### [Supplied material]
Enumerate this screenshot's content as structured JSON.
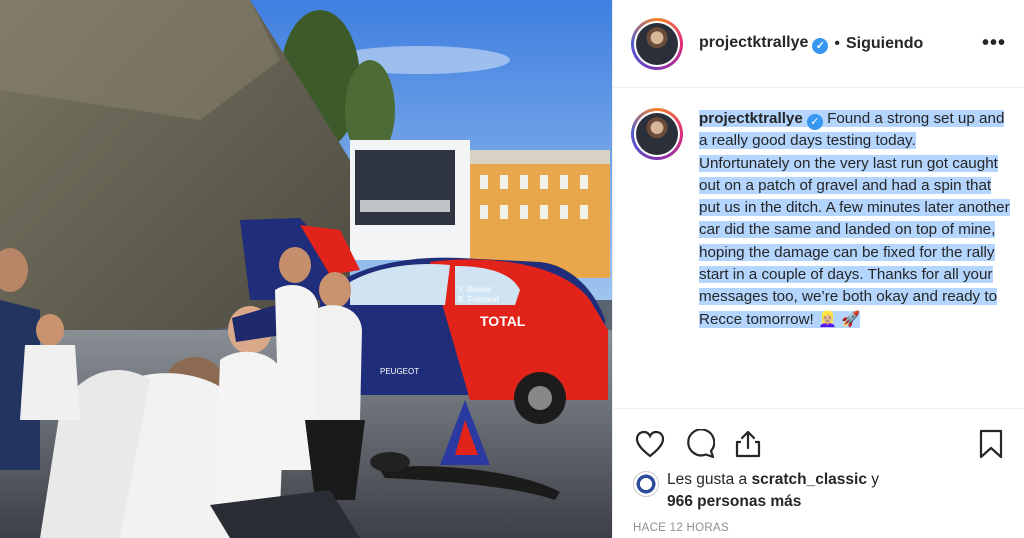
{
  "post": {
    "username": "projectktrallye",
    "separator": "•",
    "follow_status": "Siguiendo",
    "more_label": "•••",
    "caption": {
      "username": "projectktrallye",
      "text": "Found a strong set up and a really good days testing today. Unfortunately on the very last run got caught out on a patch of gravel and had a spin that put us in the ditch. A few minutes later another car did the same and landed on top of mine, hoping the damage can be fixed for the rally start in a couple of days. Thanks for all your messages too, we’re both okay and ready to Recce tomorrow! 👱🏼‍♀️ 🚀"
    },
    "likes": {
      "prefix": "Les gusta a",
      "liker": "scratch_classic",
      "conj": "y",
      "others": "966 personas más"
    },
    "timestamp": "HACE 12 HORAS"
  },
  "photo": {
    "car_brand_text": "TOTAL",
    "peugeot_text": "PEUGEOT",
    "driver_names": [
      "Y. Rossel",
      "B. Fulcrand"
    ]
  },
  "icons": [
    "heart-icon",
    "comment-icon",
    "share-icon",
    "bookmark-icon",
    "verified-badge-icon"
  ],
  "colors": {
    "verified": "#3897f0",
    "highlight": "#b4d5fe",
    "muted": "#8e8e8e"
  }
}
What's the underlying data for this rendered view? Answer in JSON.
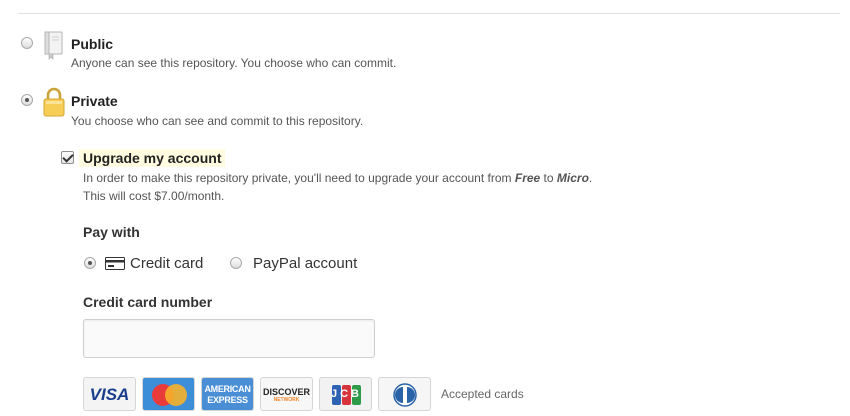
{
  "visibility": {
    "public": {
      "title": "Public",
      "description": "Anyone can see this repository. You choose who can commit.",
      "selected": false,
      "icon": "repo-book-icon"
    },
    "private": {
      "title": "Private",
      "description": "You choose who can see and commit to this repository.",
      "selected": true,
      "icon": "padlock-icon"
    }
  },
  "upgrade": {
    "label": "Upgrade my account",
    "checked": true,
    "line1_pre": "In order to make this repository private, you'll need to upgrade your account from ",
    "from_plan": "Free",
    "to_word": " to ",
    "to_plan": "Micro",
    "line1_post": ".",
    "line2": "This will cost $7.00/month."
  },
  "payment": {
    "heading": "Pay with",
    "options": [
      {
        "label": "Credit card",
        "selected": true,
        "icon": "credit-card-icon"
      },
      {
        "label": "PayPal account",
        "selected": false
      }
    ]
  },
  "credit_card": {
    "label": "Credit card number",
    "value": "",
    "placeholder": ""
  },
  "cards": {
    "visa": "VISA",
    "mastercard": "mastercard-logo",
    "amex_line1": "AMERICAN",
    "amex_line2": "EXPRESS",
    "discover": "DISCOVER",
    "discover_sub": "NETWORK",
    "jcb": "JCB",
    "diners": "diners-club-logo",
    "accepted_label": "Accepted cards"
  },
  "colors": {
    "highlight": "#fffbe0",
    "lock": "#f2c14e",
    "visa_blue": "#1a3e8e",
    "amex_blue": "#4a8ed6",
    "discover_orange": "#f0862b"
  }
}
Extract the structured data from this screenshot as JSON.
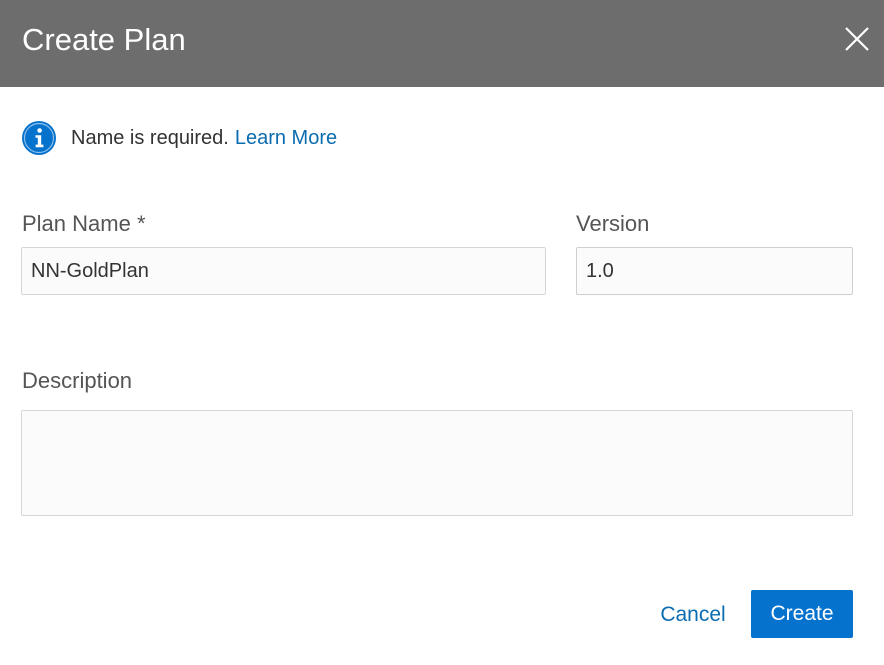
{
  "dialog": {
    "title": "Create Plan",
    "close_icon": "close-icon"
  },
  "info": {
    "icon": "info-icon",
    "message": "Name is required.",
    "link_label": "Learn More",
    "accent_color": "#0572ce"
  },
  "form": {
    "plan_name": {
      "label": "Plan Name *",
      "value": "NN-GoldPlan"
    },
    "version": {
      "label": "Version",
      "value": "1.0"
    },
    "description": {
      "label": "Description",
      "value": ""
    }
  },
  "actions": {
    "cancel_label": "Cancel",
    "create_label": "Create",
    "primary_color": "#0572ce"
  },
  "colors": {
    "header_bg": "#6d6d6d",
    "link": "#0b6cb0"
  }
}
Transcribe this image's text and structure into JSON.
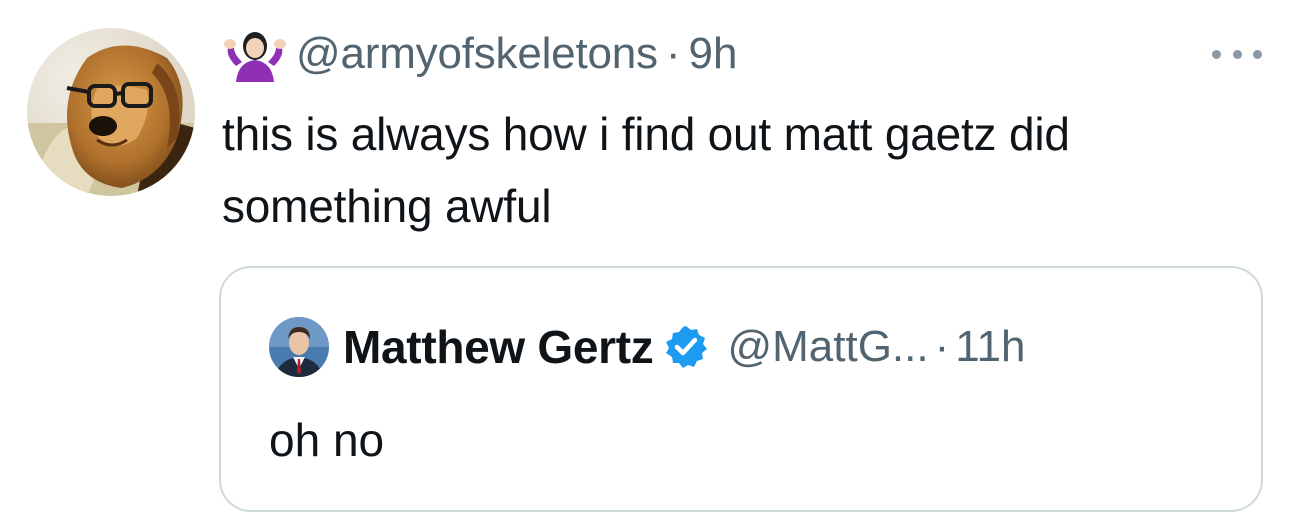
{
  "tweet": {
    "author_emoji_icon": "person-shrugging-emoji-icon",
    "handle": "@armyofskeletons",
    "separator": "·",
    "time": "9h",
    "text": "this is always how i find out matt gaetz did something awful",
    "more_icon": "more-options-icon"
  },
  "quoted_tweet": {
    "display_name": "Matthew Gertz",
    "verified_icon": "verified-badge-icon",
    "handle": "@MattG...",
    "separator": "·",
    "time": "11h",
    "text": "oh no"
  },
  "colors": {
    "text_primary": "#0f1419",
    "text_secondary": "#536471",
    "border": "#cfd9de",
    "verified_blue": "#1d9bf0"
  }
}
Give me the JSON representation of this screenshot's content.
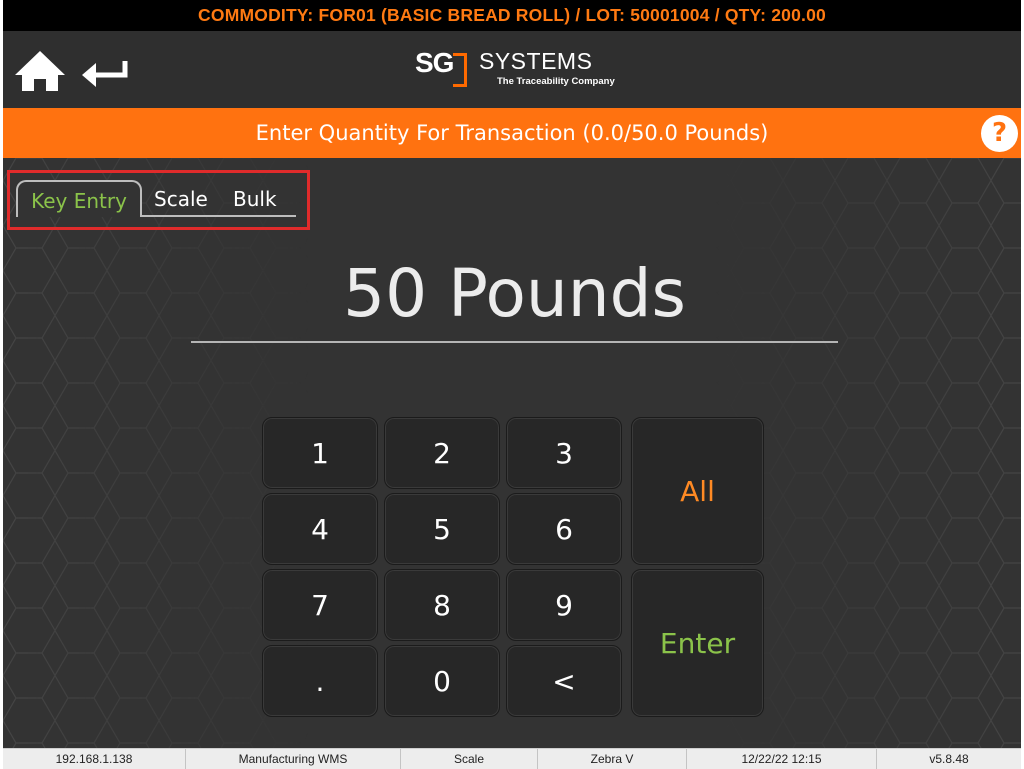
{
  "commodity_bar": {
    "text": "COMMODITY: FOR01 (BASIC BREAD ROLL) / LOT: 50001004 / QTY: 200.00"
  },
  "header": {
    "home_icon": "home-icon",
    "back_icon": "return-arrow-icon",
    "logo": {
      "mark": "SG",
      "name": "SYSTEMS",
      "tagline": "The Traceability Company"
    }
  },
  "title_bar": {
    "text": "Enter Quantity For Transaction (0.0/50.0 Pounds)",
    "help_label": "?"
  },
  "tabs": [
    {
      "label": "Key Entry",
      "active": true
    },
    {
      "label": "Scale",
      "active": false
    },
    {
      "label": "Bulk",
      "active": false
    }
  ],
  "quantity": {
    "value": "50 Pounds"
  },
  "keypad": {
    "k1": "1",
    "k2": "2",
    "k3": "3",
    "k4": "4",
    "k5": "5",
    "k6": "6",
    "k7": "7",
    "k8": "8",
    "k9": "9",
    "kdot": ".",
    "k0": "0",
    "kback": "<",
    "all": "All",
    "enter": "Enter"
  },
  "status_bar": {
    "ip": "192.168.1.138",
    "app": "Manufacturing WMS",
    "device": "Scale",
    "printer": "Zebra V",
    "datetime": "12/22/22 12:15",
    "version": "v5.8.48"
  },
  "colors": {
    "accent_orange": "#ff7210",
    "commodity_text": "#ff7a12",
    "active_tab_green": "#8bc34a",
    "highlight_red": "#e02b2b",
    "background": "#333333"
  }
}
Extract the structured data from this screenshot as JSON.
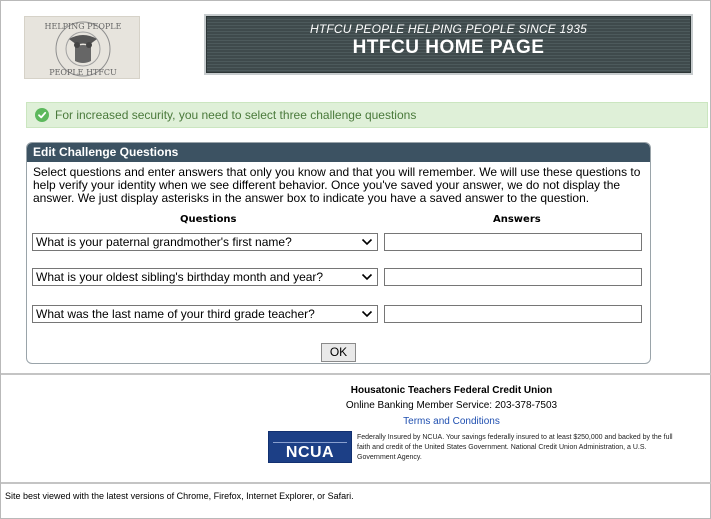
{
  "header": {
    "logo_text": "HELPING PEOPLE HTFCU",
    "tagline": "HTFCU PEOPLE HELPING PEOPLE SINCE 1935",
    "title": "HTFCU HOME PAGE"
  },
  "notice": {
    "text": "For increased security, you need to select three challenge questions",
    "icon": "check-circle-icon",
    "color": "#dff0d8"
  },
  "panel": {
    "title": "Edit Challenge Questions",
    "intro": "Select questions and enter answers that only you know and that you will remember. We will use these questions to help verify your identity when we see different behavior. Once you've saved your answer, we do not display the answer. We just display asterisks in the answer box to indicate you have a saved answer to the question.",
    "col_questions": "Questions",
    "col_answers": "Answers",
    "questions": [
      {
        "selected": "What is your paternal grandmother's first name?",
        "answer": ""
      },
      {
        "selected": "What is your oldest sibling's birthday month and year?",
        "answer": ""
      },
      {
        "selected": "What was the last name of your third grade teacher?",
        "answer": ""
      }
    ],
    "ok_label": "OK"
  },
  "footer": {
    "org_name": "Housatonic Teachers Federal Credit Union",
    "service": "Online Banking Member Service: 203-378-7503",
    "terms": "Terms and Conditions",
    "ncua_label": "NCUA",
    "ncua_text": "Federally Insured by NCUA. Your savings federally insured to at least $250,000 and backed by the full faith and credit of the United States Government. National Credit Union Administration, a U.S. Government Agency.",
    "site_note": "Site best viewed with the latest versions of Chrome, Firefox, Internet Explorer, or Safari."
  },
  "colors": {
    "panel_header": "#3c5262",
    "banner": "#4d5a5c",
    "link": "#1f4fb0"
  }
}
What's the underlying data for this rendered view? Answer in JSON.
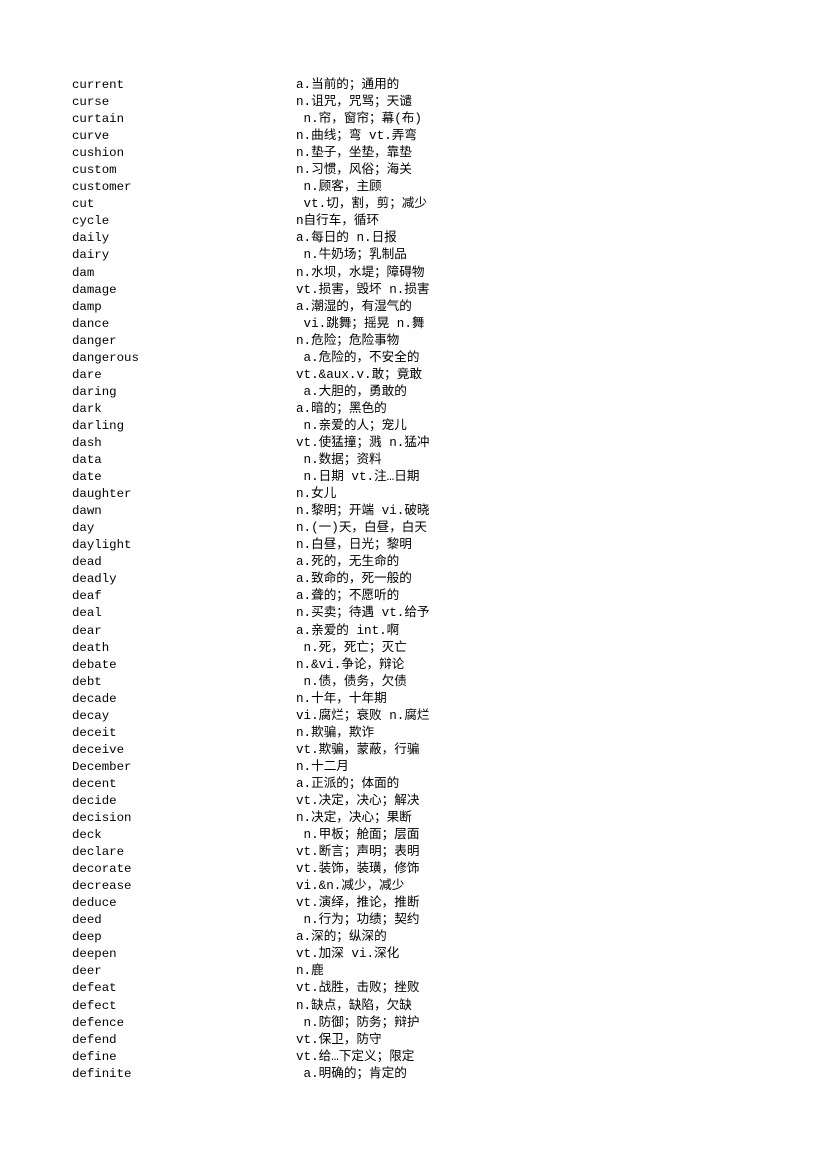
{
  "page": {
    "background_color": "#ffffff",
    "text_color": "#000000"
  },
  "word_list": {
    "entries": [
      {
        "term": "current",
        "definition": "a.当前的；通用的"
      },
      {
        "term": "curse",
        "definition": "n.诅咒，咒骂；天谴"
      },
      {
        "term": "curtain",
        "definition": " n.帘，窗帘；幕(布)"
      },
      {
        "term": "curve",
        "definition": "n.曲线；弯 vt.弄弯"
      },
      {
        "term": "cushion",
        "definition": "n.垫子，坐垫，靠垫"
      },
      {
        "term": "custom",
        "definition": "n.习惯，风俗；海关"
      },
      {
        "term": "customer",
        "definition": " n.顾客，主顾"
      },
      {
        "term": "cut",
        "definition": " vt.切，割，剪；减少"
      },
      {
        "term": "cycle",
        "definition": "n自行车，循环"
      },
      {
        "term": "daily",
        "definition": "a.每日的 n.日报"
      },
      {
        "term": "dairy",
        "definition": " n.牛奶场；乳制品"
      },
      {
        "term": "dam",
        "definition": "n.水坝，水堤；障碍物"
      },
      {
        "term": "damage",
        "definition": "vt.损害，毁坏 n.损害"
      },
      {
        "term": "damp",
        "definition": "a.潮湿的，有湿气的"
      },
      {
        "term": "dance",
        "definition": " vi.跳舞；摇晃 n.舞"
      },
      {
        "term": "danger",
        "definition": "n.危险；危险事物"
      },
      {
        "term": "dangerous",
        "definition": " a.危险的，不安全的"
      },
      {
        "term": "dare",
        "definition": "vt.&aux.v.敢；竟敢"
      },
      {
        "term": "daring",
        "definition": " a.大胆的，勇敢的"
      },
      {
        "term": "dark",
        "definition": "a.暗的；黑色的"
      },
      {
        "term": "darling",
        "definition": " n.亲爱的人；宠儿"
      },
      {
        "term": "dash",
        "definition": "vt.使猛撞；溅 n.猛冲"
      },
      {
        "term": "data",
        "definition": " n.数据；资料"
      },
      {
        "term": "date",
        "definition": " n.日期 vt.注…日期"
      },
      {
        "term": "daughter",
        "definition": "n.女儿"
      },
      {
        "term": "dawn",
        "definition": "n.黎明；开端 vi.破晓"
      },
      {
        "term": "day",
        "definition": "n.(一)天，白昼，白天"
      },
      {
        "term": "daylight",
        "definition": "n.白昼，日光；黎明"
      },
      {
        "term": "dead",
        "definition": "a.死的，无生命的"
      },
      {
        "term": "deadly",
        "definition": "a.致命的，死一般的"
      },
      {
        "term": "deaf",
        "definition": "a.聋的；不愿听的"
      },
      {
        "term": "deal",
        "definition": "n.买卖；待遇 vt.给予"
      },
      {
        "term": "dear",
        "definition": "a.亲爱的 int.啊"
      },
      {
        "term": "death",
        "definition": " n.死，死亡；灭亡"
      },
      {
        "term": "debate",
        "definition": "n.&vi.争论，辩论"
      },
      {
        "term": "debt",
        "definition": " n.债，债务，欠债"
      },
      {
        "term": "decade",
        "definition": "n.十年，十年期"
      },
      {
        "term": "decay",
        "definition": "vi.腐烂；衰败 n.腐烂"
      },
      {
        "term": "deceit",
        "definition": "n.欺骗，欺诈"
      },
      {
        "term": "deceive",
        "definition": "vt.欺骗，蒙蔽，行骗"
      },
      {
        "term": "December",
        "definition": "n.十二月"
      },
      {
        "term": "decent",
        "definition": "a.正派的；体面的"
      },
      {
        "term": "decide",
        "definition": "vt.决定，决心；解决"
      },
      {
        "term": "decision",
        "definition": "n.决定，决心；果断"
      },
      {
        "term": "deck",
        "definition": " n.甲板；舱面；层面"
      },
      {
        "term": "declare",
        "definition": "vt.断言；声明；表明"
      },
      {
        "term": "decorate",
        "definition": "vt.装饰，装璜，修饰"
      },
      {
        "term": "decrease",
        "definition": "vi.&n.减少，减少"
      },
      {
        "term": "deduce",
        "definition": "vt.演绎，推论，推断"
      },
      {
        "term": "deed",
        "definition": " n.行为；功绩；契约"
      },
      {
        "term": "deep",
        "definition": "a.深的；纵深的"
      },
      {
        "term": "deepen",
        "definition": "vt.加深 vi.深化"
      },
      {
        "term": "deer",
        "definition": "n.鹿"
      },
      {
        "term": "defeat",
        "definition": "vt.战胜，击败；挫败"
      },
      {
        "term": "defect",
        "definition": "n.缺点，缺陷，欠缺"
      },
      {
        "term": "defence",
        "definition": " n.防御；防务；辩护"
      },
      {
        "term": "defend",
        "definition": "vt.保卫，防守"
      },
      {
        "term": "define",
        "definition": "vt.给…下定义；限定"
      },
      {
        "term": "definite",
        "definition": " a.明确的；肯定的"
      }
    ]
  }
}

### [Work to do]
Return each line in the records that holds the string "damage".

### [The answer]
      "text": "Found a strong set up and a really good days testing today. Unfortunately on the very last run got caught out on a patch of gravel and had a spin that put us in the ditch. A few minutes later another car did the same and landed on top of mine, hoping the damage can be fixed for the rally start in a couple of days. Thanks for all your messages too, we’re both okay and ready to Recce tomorrow! 👱🏼‍♀️ 🚀"
        "term": "damage",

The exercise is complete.